>> begin ROWS

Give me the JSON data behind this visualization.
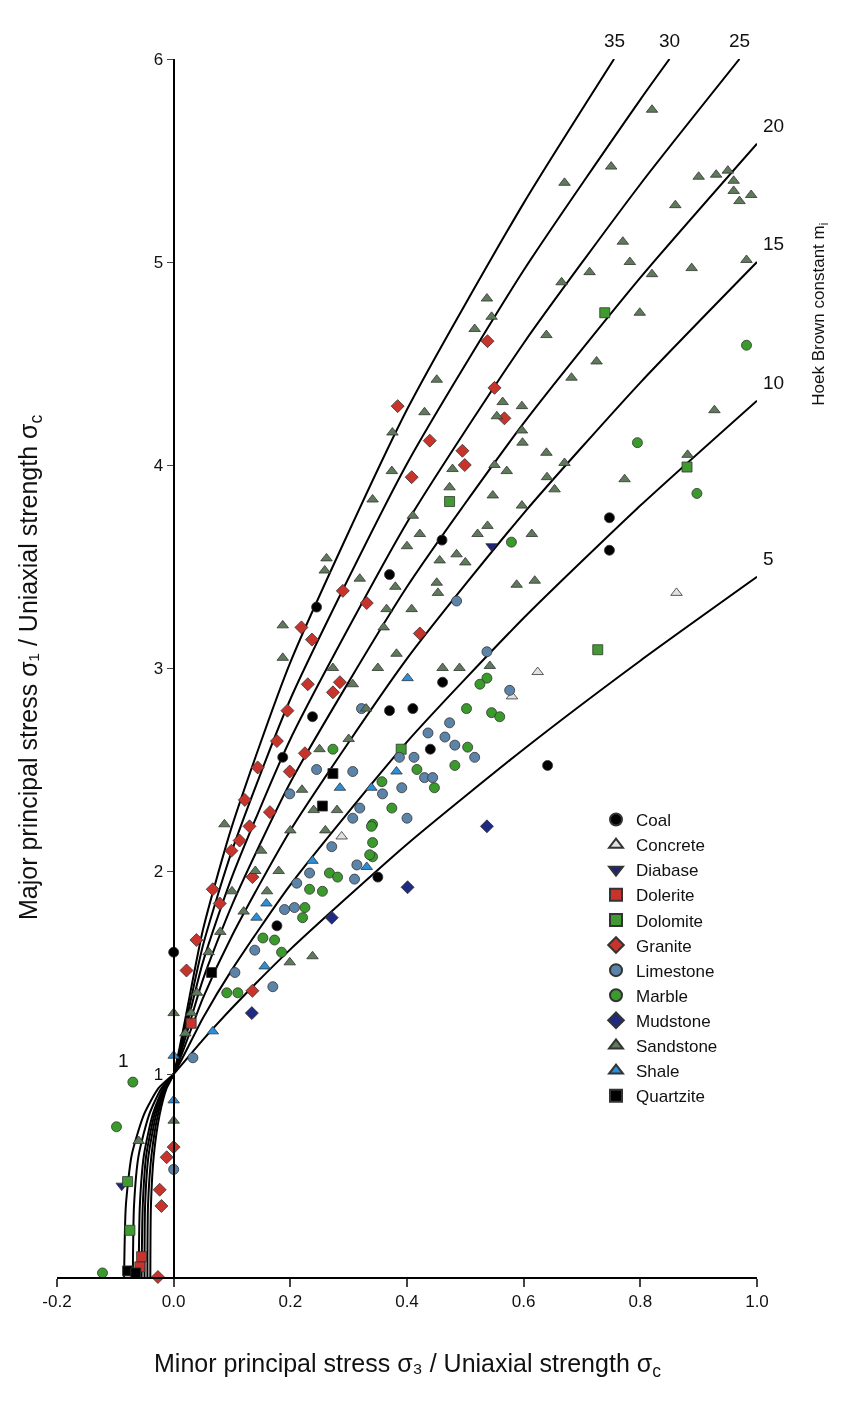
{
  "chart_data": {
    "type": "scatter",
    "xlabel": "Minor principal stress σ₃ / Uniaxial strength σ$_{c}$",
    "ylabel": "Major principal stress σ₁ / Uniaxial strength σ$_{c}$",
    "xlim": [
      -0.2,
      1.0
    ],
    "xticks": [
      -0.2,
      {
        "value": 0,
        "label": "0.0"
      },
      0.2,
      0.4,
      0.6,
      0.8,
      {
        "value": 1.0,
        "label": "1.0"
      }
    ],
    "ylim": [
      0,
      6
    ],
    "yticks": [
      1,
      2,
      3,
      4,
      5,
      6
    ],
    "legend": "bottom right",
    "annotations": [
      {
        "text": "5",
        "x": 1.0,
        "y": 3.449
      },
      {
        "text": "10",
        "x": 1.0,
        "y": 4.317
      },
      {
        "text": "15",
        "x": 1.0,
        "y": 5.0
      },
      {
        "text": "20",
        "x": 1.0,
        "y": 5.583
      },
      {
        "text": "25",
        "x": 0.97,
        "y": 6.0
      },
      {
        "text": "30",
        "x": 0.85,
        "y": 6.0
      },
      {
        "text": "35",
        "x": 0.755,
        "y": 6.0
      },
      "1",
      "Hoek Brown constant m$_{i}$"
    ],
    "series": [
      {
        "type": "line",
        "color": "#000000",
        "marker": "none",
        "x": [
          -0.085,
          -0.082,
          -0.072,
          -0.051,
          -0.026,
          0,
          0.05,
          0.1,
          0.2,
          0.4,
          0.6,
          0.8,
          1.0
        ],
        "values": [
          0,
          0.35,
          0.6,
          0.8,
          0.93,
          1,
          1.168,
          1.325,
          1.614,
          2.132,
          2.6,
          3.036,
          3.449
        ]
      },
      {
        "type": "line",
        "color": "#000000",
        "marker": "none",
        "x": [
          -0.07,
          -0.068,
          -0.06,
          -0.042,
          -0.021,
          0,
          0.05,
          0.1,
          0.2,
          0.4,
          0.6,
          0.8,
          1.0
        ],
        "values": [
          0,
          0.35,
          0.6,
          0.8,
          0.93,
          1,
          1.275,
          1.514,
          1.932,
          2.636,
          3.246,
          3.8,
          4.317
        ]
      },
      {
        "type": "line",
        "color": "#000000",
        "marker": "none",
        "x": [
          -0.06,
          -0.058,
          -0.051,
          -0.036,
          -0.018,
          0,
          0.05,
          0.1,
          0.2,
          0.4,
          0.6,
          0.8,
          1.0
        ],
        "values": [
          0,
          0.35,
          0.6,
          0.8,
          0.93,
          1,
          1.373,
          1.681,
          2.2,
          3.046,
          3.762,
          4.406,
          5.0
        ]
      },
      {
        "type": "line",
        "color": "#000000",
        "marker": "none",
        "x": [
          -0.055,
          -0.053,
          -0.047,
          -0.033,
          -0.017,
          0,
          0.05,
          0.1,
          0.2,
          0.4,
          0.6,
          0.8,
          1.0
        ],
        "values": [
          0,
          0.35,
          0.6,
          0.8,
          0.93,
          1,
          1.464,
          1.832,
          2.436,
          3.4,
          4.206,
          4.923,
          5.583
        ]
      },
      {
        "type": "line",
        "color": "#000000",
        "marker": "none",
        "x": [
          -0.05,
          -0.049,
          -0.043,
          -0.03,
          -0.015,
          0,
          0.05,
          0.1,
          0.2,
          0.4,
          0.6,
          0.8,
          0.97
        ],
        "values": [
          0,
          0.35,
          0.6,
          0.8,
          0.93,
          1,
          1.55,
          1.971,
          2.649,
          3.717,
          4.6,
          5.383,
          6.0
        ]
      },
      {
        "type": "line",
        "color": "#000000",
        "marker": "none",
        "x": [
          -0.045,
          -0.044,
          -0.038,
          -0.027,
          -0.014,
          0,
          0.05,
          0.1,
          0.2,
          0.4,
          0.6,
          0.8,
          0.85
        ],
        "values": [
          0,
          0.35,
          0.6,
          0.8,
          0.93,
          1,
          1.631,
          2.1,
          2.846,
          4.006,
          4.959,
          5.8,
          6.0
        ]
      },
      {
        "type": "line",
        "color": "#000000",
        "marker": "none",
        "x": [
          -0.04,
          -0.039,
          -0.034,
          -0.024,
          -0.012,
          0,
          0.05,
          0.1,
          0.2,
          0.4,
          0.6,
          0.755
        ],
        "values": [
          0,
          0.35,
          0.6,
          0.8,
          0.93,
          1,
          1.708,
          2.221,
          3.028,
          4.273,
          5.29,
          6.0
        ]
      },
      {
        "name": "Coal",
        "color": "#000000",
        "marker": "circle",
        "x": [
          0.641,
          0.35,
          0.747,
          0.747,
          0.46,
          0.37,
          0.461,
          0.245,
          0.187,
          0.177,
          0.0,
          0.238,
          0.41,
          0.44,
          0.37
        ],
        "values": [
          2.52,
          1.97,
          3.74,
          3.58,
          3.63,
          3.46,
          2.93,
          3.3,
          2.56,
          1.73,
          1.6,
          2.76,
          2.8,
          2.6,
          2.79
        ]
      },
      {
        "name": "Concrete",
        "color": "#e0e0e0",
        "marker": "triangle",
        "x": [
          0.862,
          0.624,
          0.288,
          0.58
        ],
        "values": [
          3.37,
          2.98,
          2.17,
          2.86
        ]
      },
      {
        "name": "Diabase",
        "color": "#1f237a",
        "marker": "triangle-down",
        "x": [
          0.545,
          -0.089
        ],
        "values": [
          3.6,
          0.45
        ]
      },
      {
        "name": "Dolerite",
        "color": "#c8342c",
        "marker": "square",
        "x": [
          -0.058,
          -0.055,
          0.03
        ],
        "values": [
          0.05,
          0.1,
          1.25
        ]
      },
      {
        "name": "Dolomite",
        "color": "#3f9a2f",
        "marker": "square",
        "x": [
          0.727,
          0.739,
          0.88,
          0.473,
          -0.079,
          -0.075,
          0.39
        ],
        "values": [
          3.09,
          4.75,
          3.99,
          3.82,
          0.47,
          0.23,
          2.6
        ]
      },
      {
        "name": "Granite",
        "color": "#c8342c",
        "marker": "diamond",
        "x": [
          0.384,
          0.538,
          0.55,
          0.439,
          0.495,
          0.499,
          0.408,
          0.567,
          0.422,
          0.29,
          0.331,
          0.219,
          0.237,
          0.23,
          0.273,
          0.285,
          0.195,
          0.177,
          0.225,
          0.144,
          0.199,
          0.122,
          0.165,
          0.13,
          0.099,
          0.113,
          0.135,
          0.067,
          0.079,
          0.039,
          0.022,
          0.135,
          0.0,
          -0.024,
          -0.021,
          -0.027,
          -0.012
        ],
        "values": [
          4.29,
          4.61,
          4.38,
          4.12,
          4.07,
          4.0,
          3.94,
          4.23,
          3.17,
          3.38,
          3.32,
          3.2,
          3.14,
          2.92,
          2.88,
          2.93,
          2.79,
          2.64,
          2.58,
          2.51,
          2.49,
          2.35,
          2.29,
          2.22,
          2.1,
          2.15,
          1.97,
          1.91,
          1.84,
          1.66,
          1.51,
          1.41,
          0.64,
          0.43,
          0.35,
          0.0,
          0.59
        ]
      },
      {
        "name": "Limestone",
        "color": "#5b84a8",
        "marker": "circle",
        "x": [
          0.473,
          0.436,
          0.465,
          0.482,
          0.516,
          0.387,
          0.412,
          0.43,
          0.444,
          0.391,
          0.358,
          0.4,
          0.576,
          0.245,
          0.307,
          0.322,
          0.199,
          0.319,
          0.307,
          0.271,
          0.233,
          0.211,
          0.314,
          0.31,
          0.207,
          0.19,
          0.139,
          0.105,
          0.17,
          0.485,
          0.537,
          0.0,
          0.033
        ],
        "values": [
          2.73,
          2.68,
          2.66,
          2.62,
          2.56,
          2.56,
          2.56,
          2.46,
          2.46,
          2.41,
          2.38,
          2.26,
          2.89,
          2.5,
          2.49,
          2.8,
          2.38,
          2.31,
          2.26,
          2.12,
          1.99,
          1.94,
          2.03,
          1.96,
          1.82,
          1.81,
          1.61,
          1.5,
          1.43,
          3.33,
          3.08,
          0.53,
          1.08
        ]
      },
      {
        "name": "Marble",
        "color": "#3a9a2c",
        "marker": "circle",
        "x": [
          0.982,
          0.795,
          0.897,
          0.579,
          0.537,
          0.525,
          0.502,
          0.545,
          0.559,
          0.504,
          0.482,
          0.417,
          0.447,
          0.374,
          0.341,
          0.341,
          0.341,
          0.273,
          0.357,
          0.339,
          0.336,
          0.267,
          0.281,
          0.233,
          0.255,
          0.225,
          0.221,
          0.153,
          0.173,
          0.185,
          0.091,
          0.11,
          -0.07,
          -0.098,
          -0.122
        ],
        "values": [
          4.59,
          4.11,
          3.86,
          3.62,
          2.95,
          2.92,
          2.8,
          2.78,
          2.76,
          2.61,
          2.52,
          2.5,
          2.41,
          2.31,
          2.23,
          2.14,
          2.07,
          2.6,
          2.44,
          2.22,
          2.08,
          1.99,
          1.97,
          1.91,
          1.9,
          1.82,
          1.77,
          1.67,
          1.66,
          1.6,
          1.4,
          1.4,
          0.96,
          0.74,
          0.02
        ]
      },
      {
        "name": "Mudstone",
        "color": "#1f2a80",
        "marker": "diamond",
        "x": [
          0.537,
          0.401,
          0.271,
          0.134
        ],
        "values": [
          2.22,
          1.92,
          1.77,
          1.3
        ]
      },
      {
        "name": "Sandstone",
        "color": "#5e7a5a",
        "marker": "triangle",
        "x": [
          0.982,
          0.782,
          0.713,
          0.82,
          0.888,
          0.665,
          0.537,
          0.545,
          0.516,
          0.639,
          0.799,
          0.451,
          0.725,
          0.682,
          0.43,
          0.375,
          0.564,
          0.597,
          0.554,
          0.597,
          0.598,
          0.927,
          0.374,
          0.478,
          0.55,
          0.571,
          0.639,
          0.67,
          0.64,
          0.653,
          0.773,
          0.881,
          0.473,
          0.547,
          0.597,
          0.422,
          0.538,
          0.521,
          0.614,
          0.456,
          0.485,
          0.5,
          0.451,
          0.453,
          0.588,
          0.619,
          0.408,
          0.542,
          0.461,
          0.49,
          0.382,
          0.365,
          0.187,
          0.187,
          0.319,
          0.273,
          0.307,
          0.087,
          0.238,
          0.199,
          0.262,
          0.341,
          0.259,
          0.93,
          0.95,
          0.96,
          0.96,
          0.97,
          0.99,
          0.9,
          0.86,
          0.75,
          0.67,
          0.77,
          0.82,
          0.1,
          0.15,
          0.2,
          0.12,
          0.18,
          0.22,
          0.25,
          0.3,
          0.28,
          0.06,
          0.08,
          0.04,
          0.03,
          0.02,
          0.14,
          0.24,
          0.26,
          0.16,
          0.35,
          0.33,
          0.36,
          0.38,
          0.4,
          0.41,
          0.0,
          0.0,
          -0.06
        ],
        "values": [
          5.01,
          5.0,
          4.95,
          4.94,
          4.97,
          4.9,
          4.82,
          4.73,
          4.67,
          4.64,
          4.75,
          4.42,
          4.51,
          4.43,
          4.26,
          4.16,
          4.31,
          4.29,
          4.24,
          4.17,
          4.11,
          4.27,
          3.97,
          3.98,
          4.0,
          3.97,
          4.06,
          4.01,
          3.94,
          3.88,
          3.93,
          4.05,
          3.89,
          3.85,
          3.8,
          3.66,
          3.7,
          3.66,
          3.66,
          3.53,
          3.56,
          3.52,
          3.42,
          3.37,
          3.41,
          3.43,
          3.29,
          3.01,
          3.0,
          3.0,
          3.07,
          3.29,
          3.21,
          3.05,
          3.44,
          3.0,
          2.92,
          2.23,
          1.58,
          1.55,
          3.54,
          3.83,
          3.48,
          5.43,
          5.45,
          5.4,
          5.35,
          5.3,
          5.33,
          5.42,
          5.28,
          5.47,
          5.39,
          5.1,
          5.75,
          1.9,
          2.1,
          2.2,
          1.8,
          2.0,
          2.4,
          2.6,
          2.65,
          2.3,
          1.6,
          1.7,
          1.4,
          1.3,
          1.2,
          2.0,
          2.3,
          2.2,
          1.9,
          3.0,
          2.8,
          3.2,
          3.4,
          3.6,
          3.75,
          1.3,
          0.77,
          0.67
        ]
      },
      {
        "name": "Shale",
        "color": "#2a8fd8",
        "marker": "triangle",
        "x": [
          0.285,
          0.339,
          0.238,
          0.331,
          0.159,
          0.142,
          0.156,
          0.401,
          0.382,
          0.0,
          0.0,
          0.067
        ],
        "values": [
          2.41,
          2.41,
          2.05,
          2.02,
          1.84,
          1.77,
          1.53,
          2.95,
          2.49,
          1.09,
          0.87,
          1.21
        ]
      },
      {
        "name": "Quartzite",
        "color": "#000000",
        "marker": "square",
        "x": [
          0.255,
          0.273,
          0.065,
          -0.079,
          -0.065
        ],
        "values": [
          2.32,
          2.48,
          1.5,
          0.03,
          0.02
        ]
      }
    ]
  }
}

>> end ROWS
>> begin ROWS

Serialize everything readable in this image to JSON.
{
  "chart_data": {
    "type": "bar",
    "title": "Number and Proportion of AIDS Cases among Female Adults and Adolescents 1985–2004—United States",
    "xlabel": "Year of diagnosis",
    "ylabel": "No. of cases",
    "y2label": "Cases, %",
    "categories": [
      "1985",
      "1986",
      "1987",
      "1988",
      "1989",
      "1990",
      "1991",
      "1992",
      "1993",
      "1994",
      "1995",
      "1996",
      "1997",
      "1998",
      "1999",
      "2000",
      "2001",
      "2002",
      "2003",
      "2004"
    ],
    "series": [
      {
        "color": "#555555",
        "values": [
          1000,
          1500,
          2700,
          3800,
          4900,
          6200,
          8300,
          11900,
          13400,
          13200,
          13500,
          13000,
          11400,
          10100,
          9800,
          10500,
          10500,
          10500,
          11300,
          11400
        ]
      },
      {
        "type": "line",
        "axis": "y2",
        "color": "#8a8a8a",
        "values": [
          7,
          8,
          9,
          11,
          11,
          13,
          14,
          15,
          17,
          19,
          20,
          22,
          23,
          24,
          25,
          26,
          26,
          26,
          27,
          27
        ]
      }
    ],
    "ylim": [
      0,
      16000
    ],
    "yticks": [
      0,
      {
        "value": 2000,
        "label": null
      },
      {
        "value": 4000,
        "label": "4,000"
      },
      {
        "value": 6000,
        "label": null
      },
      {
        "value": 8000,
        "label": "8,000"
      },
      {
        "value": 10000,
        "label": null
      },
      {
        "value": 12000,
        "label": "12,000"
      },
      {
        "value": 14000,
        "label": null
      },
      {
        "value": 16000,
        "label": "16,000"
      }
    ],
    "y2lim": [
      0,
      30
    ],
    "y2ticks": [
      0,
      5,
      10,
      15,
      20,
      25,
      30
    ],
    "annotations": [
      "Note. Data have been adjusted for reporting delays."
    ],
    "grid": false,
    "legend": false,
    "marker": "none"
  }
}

>> end ROWS

• WHAT TO PRODUCE: Select the lines from the entries that include the word "name".

• COMPLETE RESPONSE:
        "name": "Coal",
        "name": "Concrete",
        "name": "Diabase",
        "name": "Dolerite",
        "name": "Dolomite",
        "name": "Granite",
        "name": "Limestone",
        "name": "Marble",
        "name": "Mudstone",
        "name": "Sandstone",
        "name": "Shale",
        "name": "Quartzite",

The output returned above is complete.